GIVEN PASSAGE —
In the case where a donor has a very large body size in relation to the recipient and thus a very large liver, a left liver LDLT is most favorable. Although the workable minimum graft size requirement is 35%, lowering of the requirement with a tiny increase in the recipient mortality rate should be the logical move for LDLT. This could give the ratio of recipient benefit to donor risk a 5-fold increase. In fact, right liver donors are five times more likely to die from the donation than left liver donors (Figure 5). It has been estimated that for every 5% reduction in the minimum graft size requirement, twice as many left liver LDLTs could be feasible.40


The numbers of patients who would be saved with every donor death in left liver ...


Figure 5.

The numbers of patients who would be saved with every donor death in left liver and right liver LDLTs for various indications. HCC = hepatocellular carcinoma; HCV = hepatitis C; LDLT = living donor liver transplant; Lt = left; Rt = right.

Extending the patient selection criteria for LDLT treating HCC might result in a lower recipient success rate, but the ratio of recipient benefit to donor risk can still be the same if the donor risk is also lowered (Figure 6). Lowering of the donor risk can be attained by using the left liver instead of the right liver. Of course, any graft used must be of adequate size for the recipient. The absence of significant portal hypertension in patients is a factor favoring the adoption of left livers. A high graft portal flow of over 400 mL/100 g/min calls for portal manometry by insertion of a catheter via the inferior mesenteric vein, and a portal pressure of over 20 mmHg calls for portal inflow modulation with splenic artery ligation.41


Equipoise between recipient survival and donor mortality in left liver and right ...


Figure 6.

Equipoise between recipient survival and donor mortality in left liver and right liver LDLTs for different indications. HCC = hepatocellular carcinoma; HCV = hepatitis C; LDLT = living donor liver transplant; Lt = left; Rt = right.

3.3. Wait and transplant for HCC

DDLGs are a public resource while living donor liver grafts are dedicated gifts. Judicious use of DDLGs is on a utilitarian ground whereas donor autonomy governs the use of living donor liver grafts. Both kinds of grafts are precious and therefore a predictably high recipient survival is to be expected. The graft allocation policy is conservative for HCC patients since DDLGs are scarce and survival outcomes are excellent in DDLT recipients with indications other than HCC. Our center has adopted a new policy since October 2009 to benefit HCC patients who are on the waiting list for DDLT. Under the policy, patients whose HCC has remained at ≤ Stage 2 in the past 6 months are given extra points. The test of time, although reliable, does have a price.42 Patients with less aggressive HCC, as demonstrated by the waiting time, could have been transplanted at least 6 months earlier when the lesions were smaller and perhaps fewer. Survival of these patients could only be better because of a less advanced, perhaps also less aggressive, disease.

3.4. Transplanting the resectable and resecting the transplantable

Providing patients with the treatment that has the best survival outcome is an easily understood policy. However, from the health policy point of view, there are always competitions for resources, and hence resources have to be distributed according to specific criteria, one of which has to be cost-effectiveness. In practice, a treatment is cost-effective if it provides a survival benefit of world standard.

EXTRACTED DATA —

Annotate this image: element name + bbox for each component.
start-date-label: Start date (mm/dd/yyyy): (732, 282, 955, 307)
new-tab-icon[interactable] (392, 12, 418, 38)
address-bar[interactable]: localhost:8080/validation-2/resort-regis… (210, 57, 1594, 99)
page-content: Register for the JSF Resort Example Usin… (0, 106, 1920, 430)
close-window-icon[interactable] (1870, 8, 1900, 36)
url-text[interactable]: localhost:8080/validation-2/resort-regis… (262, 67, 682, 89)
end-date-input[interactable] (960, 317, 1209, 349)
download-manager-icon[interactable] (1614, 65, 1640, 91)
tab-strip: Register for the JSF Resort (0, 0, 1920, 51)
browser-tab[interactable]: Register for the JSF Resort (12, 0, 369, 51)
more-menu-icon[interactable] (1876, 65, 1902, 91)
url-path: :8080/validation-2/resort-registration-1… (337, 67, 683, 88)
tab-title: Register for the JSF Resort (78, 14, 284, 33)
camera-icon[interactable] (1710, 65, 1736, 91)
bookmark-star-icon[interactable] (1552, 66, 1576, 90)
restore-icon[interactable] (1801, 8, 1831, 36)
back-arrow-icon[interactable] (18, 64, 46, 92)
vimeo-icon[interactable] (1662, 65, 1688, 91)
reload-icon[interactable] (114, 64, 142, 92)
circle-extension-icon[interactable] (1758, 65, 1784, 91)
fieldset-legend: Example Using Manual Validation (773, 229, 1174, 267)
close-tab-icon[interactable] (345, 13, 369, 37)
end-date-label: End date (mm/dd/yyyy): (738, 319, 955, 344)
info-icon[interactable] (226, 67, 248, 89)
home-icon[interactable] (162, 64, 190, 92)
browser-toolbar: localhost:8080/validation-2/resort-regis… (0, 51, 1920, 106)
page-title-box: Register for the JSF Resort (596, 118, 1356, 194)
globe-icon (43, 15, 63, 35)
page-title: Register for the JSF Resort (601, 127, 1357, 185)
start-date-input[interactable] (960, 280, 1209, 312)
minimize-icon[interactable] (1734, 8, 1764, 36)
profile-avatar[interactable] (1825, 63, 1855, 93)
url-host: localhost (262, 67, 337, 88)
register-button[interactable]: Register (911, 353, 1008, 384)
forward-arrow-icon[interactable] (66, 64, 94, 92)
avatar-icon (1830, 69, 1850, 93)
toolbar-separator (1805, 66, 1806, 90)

WHAT IS EXPECTED —
Answer each question from the passage on living donor liver transplantation.
(a) How many times more likely are right liver donors to die from the donation than left liver donors?
(b) What portal pressure calls for portal inflow modulation with splenic artery ligation?
(c) Since what month and year has the center's new policy for HCC patients on the DDLT waiting list been in place?
The records are not needed for this exercise.

RESPONSE TO THE EXERCISE —
(a) Five times.
(b) A portal pressure of over 20 mmHg.
(c) Since October 2009.